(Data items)
- - - -
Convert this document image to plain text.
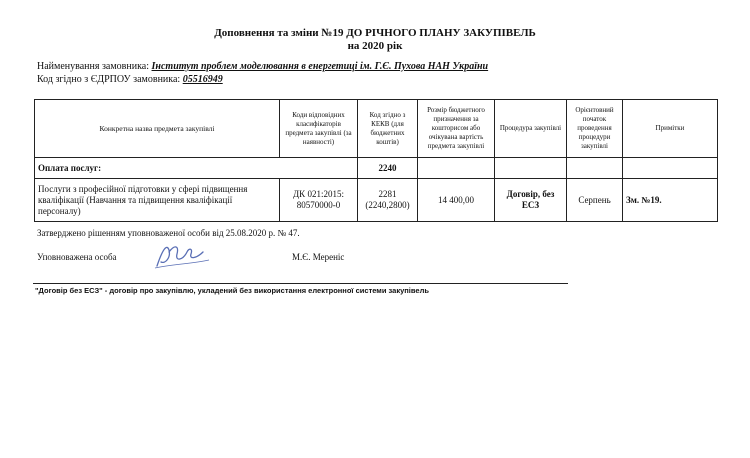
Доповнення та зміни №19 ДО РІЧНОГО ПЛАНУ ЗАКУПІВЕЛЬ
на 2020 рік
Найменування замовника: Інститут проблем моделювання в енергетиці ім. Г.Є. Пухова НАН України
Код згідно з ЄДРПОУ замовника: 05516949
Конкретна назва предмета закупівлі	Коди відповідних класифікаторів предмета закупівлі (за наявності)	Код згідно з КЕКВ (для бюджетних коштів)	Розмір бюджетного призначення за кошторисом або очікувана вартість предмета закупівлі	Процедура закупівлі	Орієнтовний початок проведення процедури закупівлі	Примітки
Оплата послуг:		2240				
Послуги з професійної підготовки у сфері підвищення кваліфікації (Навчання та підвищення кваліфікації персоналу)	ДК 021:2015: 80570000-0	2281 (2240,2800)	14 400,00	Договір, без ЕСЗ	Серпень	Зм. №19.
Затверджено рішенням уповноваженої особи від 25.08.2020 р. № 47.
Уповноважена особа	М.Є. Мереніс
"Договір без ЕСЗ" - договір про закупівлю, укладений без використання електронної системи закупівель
- - - -
### SHORT TASK
Look through the material and copy each line that has "замовника".

### REPLY TO THE TASK
Найменування замовника: Інститут проблем моделювання в енергетиці ім. Г.Є. Пухова НАН України
Код згідно з ЄДРПОУ замовника: 05516949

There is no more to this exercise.